Stored dataset items:

———

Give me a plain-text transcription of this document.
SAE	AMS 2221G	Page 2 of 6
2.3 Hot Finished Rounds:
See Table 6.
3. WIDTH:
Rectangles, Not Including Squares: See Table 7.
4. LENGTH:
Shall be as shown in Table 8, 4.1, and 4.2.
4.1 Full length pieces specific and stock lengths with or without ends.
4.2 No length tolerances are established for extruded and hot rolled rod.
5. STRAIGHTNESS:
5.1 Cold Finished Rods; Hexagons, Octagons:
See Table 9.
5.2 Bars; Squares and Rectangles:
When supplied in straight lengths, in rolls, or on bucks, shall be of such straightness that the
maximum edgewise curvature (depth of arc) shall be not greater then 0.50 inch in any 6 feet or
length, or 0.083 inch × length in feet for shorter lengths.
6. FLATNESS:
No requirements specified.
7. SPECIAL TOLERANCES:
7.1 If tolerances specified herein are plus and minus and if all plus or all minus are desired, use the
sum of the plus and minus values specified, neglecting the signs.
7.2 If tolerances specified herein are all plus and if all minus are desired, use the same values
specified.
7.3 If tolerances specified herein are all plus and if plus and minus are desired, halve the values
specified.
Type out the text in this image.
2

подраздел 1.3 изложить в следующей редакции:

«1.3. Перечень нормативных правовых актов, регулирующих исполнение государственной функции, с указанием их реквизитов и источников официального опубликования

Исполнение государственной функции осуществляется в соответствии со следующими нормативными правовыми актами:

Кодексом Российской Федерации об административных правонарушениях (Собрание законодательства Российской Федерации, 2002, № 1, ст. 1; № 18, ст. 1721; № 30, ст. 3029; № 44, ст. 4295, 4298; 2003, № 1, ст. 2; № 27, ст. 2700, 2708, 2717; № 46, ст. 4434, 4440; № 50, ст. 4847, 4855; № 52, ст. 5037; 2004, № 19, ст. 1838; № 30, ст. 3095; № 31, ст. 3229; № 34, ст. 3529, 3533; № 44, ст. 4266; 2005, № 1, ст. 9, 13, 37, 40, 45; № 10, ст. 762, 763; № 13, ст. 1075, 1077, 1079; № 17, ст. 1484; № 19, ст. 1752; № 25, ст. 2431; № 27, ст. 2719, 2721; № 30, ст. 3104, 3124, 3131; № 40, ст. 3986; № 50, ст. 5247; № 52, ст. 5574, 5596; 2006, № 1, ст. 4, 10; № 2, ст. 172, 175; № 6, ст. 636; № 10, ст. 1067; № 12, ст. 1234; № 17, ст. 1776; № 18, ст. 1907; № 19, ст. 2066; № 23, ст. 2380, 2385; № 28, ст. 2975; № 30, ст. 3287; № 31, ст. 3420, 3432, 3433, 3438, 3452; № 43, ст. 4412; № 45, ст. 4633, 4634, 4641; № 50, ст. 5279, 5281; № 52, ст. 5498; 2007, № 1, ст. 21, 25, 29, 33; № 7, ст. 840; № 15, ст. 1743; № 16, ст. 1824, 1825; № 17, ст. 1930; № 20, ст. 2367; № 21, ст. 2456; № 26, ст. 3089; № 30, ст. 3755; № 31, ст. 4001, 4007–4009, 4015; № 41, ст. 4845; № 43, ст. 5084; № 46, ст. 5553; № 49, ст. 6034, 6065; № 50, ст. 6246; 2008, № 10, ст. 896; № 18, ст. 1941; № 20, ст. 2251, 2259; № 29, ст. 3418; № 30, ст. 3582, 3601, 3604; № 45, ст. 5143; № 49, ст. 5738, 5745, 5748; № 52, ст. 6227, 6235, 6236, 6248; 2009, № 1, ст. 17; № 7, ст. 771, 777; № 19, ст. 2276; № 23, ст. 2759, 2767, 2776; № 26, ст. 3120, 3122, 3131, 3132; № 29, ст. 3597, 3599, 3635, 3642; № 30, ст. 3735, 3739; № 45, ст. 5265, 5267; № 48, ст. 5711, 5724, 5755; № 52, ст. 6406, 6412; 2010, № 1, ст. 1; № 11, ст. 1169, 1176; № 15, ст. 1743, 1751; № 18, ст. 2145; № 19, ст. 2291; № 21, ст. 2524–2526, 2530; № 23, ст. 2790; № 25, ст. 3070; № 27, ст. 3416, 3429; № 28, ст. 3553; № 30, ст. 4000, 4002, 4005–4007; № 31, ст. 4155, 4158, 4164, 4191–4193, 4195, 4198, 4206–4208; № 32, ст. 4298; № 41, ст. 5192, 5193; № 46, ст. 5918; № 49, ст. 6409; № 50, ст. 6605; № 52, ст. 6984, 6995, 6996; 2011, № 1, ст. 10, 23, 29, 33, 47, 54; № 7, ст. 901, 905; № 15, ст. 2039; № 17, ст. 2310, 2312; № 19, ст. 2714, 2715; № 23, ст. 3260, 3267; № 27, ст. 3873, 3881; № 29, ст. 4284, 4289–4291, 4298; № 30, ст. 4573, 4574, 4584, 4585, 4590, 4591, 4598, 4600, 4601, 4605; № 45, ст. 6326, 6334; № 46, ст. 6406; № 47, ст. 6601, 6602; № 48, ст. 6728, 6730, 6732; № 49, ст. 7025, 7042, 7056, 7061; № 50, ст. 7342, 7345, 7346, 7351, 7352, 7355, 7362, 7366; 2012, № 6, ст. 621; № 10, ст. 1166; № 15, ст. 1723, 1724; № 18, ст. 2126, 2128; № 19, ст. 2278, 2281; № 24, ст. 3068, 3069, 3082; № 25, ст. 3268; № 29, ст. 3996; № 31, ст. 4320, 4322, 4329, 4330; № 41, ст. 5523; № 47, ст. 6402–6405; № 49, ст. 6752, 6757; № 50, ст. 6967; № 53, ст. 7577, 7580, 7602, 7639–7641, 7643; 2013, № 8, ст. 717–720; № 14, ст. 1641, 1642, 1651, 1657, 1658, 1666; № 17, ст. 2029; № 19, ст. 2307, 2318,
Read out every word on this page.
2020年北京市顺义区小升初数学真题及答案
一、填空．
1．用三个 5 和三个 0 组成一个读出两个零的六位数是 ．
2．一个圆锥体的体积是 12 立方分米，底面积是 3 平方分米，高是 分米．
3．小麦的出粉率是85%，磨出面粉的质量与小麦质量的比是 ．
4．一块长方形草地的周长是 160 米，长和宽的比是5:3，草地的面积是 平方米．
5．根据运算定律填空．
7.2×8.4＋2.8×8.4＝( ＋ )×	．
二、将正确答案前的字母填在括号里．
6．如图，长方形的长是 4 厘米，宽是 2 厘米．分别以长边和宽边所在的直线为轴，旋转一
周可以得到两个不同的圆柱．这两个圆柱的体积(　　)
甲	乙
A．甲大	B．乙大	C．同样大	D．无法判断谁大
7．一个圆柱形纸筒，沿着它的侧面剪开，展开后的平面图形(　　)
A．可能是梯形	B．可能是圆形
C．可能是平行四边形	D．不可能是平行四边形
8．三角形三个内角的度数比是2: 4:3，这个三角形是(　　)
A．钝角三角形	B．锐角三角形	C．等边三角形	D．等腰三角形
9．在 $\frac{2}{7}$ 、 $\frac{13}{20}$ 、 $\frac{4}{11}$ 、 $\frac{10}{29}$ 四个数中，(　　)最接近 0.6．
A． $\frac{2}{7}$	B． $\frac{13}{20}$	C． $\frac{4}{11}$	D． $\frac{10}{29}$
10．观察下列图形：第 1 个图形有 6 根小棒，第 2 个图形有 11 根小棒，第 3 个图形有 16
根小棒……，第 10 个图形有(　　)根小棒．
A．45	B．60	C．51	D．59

———

## [Given instruction]
Output each record exactly, leaving nothing out.

## [Solution for this problem]
Give me a plain-text transcription of this document.
SAE	AMS 2221G	Page 2 of 6
2.3 Hot Finished Rounds:
See Table 6.
3. WIDTH:
Rectangles, Not Including Squares: See Table 7.
4. LENGTH:
Shall be as shown in Table 8, 4.1, and 4.2.
4.1 Full length pieces specific and stock lengths with or without ends.
4.2 No length tolerances are established for extruded and hot rolled rod.
5. STRAIGHTNESS:
5.1 Cold Finished Rods; Hexagons, Octagons:
See Table 9.
5.2 Bars; Squares and Rectangles:
When supplied in straight lengths, in rolls, or on bucks, shall be of such straightness that the
maximum edgewise curvature (depth of arc) shall be not greater then 0.50 inch in any 6 feet or
length, or 0.083 inch × length in feet for shorter lengths.
6. FLATNESS:
No requirements specified.
7. SPECIAL TOLERANCES:
7.1 If tolerances specified herein are plus and minus and if all plus or all minus are desired, use the
sum of the plus and minus values specified, neglecting the signs.
7.2 If tolerances specified herein are all plus and if all minus are desired, use the same values
specified.
7.3 If tolerances specified herein are all plus and if plus and minus are desired, halve the values
specified.
Type out the text in this image.
2

подраздел 1.3 изложить в следующей редакции:

«1.3. Перечень нормативных правовых актов, регулирующих исполнение государственной функции, с указанием их реквизитов и источников официального опубликования

Исполнение государственной функции осуществляется в соответствии со следующими нормативными правовыми актами:

Кодексом Российской Федерации об административных правонарушениях (Собрание законодательства Российской Федерации, 2002, № 1, ст. 1; № 18, ст. 1721; № 30, ст. 3029; № 44, ст. 4295, 4298; 2003, № 1, ст. 2; № 27, ст. 2700, 2708, 2717; № 46, ст. 4434, 4440; № 50, ст. 4847, 4855; № 52, ст. 5037; 2004, № 19, ст. 1838; № 30, ст. 3095; № 31, ст. 3229; № 34, ст. 3529, 3533; № 44, ст. 4266; 2005, № 1, ст. 9, 13, 37, 40, 45; № 10, ст. 762, 763; № 13, ст. 1075, 1077, 1079; № 17, ст. 1484; № 19, ст. 1752; № 25, ст. 2431; № 27, ст. 2719, 2721; № 30, ст. 3104, 3124, 3131; № 40, ст. 3986; № 50, ст. 5247; № 52, ст. 5574, 5596; 2006, № 1, ст. 4, 10; № 2, ст. 172, 175; № 6, ст. 636; № 10, ст. 1067; № 12, ст. 1234; № 17, ст. 1776; № 18, ст. 1907; № 19, ст. 2066; № 23, ст. 2380, 2385; № 28, ст. 2975; № 30, ст. 3287; № 31, ст. 3420, 3432, 3433, 3438, 3452; № 43, ст. 4412; № 45, ст. 4633, 4634, 4641; № 50, ст. 5279, 5281; № 52, ст. 5498; 2007, № 1, ст. 21, 25, 29, 33; № 7, ст. 840; № 15, ст. 1743; № 16, ст. 1824, 1825; № 17, ст. 1930; № 20, ст. 2367; № 21, ст. 2456; № 26, ст. 3089; № 30, ст. 3755; № 31, ст. 4001, 4007–4009, 4015; № 41, ст. 4845; № 43, ст. 5084; № 46, ст. 5553; № 49, ст. 6034, 6065; № 50, ст. 6246; 2008, № 10, ст. 896; № 18, ст. 1941; № 20, ст. 2251, 2259; № 29, ст. 3418; № 30, ст. 3582, 3601, 3604; № 45, ст. 5143; № 49, ст. 5738, 5745, 5748; № 52, ст. 6227, 6235, 6236, 6248; 2009, № 1, ст. 17; № 7, ст. 771, 777; № 19, ст. 2276; № 23, ст. 2759, 2767, 2776; № 26, ст. 3120, 3122, 3131, 3132; № 29, ст. 3597, 3599, 3635, 3642; № 30, ст. 3735, 3739; № 45, ст. 5265, 5267; № 48, ст. 5711, 5724, 5755; № 52, ст. 6406, 6412; 2010, № 1, ст. 1; № 11, ст. 1169, 1176; № 15, ст. 1743, 1751; № 18, ст. 2145; № 19, ст. 2291; № 21, ст. 2524–2526, 2530; № 23, ст. 2790; № 25, ст. 3070; № 27, ст. 3416, 3429; № 28, ст. 3553; № 30, ст. 4000, 4002, 4005–4007; № 31, ст. 4155, 4158, 4164, 4191–4193, 4195, 4198, 4206–4208; № 32, ст. 4298; № 41, ст. 5192, 5193; № 46, ст. 5918; № 49, ст. 6409; № 50, ст. 6605; № 52, ст. 6984, 6995, 6996; 2011, № 1, ст. 10, 23, 29, 33, 47, 54; № 7, ст. 901, 905; № 15, ст. 2039; № 17, ст. 2310, 2312; № 19, ст. 2714, 2715; № 23, ст. 3260, 3267; № 27, ст. 3873, 3881; № 29, ст. 4284, 4289–4291, 4298; № 30, ст. 4573, 4574, 4584, 4585, 4590, 4591, 4598, 4600, 4601, 4605; № 45, ст. 6326, 6334; № 46, ст. 6406; № 47, ст. 6601, 6602; № 48, ст. 6728, 6730, 6732; № 49, ст. 7025, 7042, 7056, 7061; № 50, ст. 7342, 7345, 7346, 7351, 7352, 7355, 7362, 7366; 2012, № 6, ст. 621; № 10, ст. 1166; № 15, ст. 1723, 1724; № 18, ст. 2126, 2128; № 19, ст. 2278, 2281; № 24, ст. 3068, 3069, 3082; № 25, ст. 3268; № 29, ст. 3996; № 31, ст. 4320, 4322, 4329, 4330; № 41, ст. 5523; № 47, ст. 6402–6405; № 49, ст. 6752, 6757; № 50, ст. 6967; № 53, ст. 7577, 7580, 7602, 7639–7641, 7643; 2013, № 8, ст. 717–720; № 14, ст. 1641, 1642, 1651, 1657, 1658, 1666; № 17, ст. 2029; № 19, ст. 2307, 2318,
Read out every word on this page.
2020年北京市顺义区小升初数学真题及答案
一、填空．
1．用三个 5 和三个 0 组成一个读出两个零的六位数是 ．
2．一个圆锥体的体积是 12 立方分米，底面积是 3 平方分米，高是 分米．
3．小麦的出粉率是85%，磨出面粉的质量与小麦质量的比是 ．
4．一块长方形草地的周长是 160 米，长和宽的比是5:3，草地的面积是 平方米．
5．根据运算定律填空．
7.2×8.4＋2.8×8.4＝( ＋ )×	．
二、将正确答案前的字母填在括号里．
6．如图，长方形的长是 4 厘米，宽是 2 厘米．分别以长边和宽边所在的直线为轴，旋转一
周可以得到两个不同的圆柱．这两个圆柱的体积(　　)
甲	乙
A．甲大	B．乙大	C．同样大	D．无法判断谁大
7．一个圆柱形纸筒，沿着它的侧面剪开，展开后的平面图形(　　)
A．可能是梯形	B．可能是圆形
C．可能是平行四边形	D．不可能是平行四边形
8．三角形三个内角的度数比是2: 4:3，这个三角形是(　　)
A．钝角三角形	B．锐角三角形	C．等边三角形	D．等腰三角形
9．在 $\frac{2}{7}$ 、 $\frac{13}{20}$ 、 $\frac{4}{11}$ 、 $\frac{10}{29}$ 四个数中，(　　)最接近 0.6．
A． $\frac{2}{7}$	B． $\frac{13}{20}$	C． $\frac{4}{11}$	D． $\frac{10}{29}$
10．观察下列图形：第 1 个图形有 6 根小棒，第 2 个图形有 11 根小棒，第 3 个图形有 16
根小棒……，第 10 个图形有(　　)根小棒．
A．45	B．60	C．51	D．59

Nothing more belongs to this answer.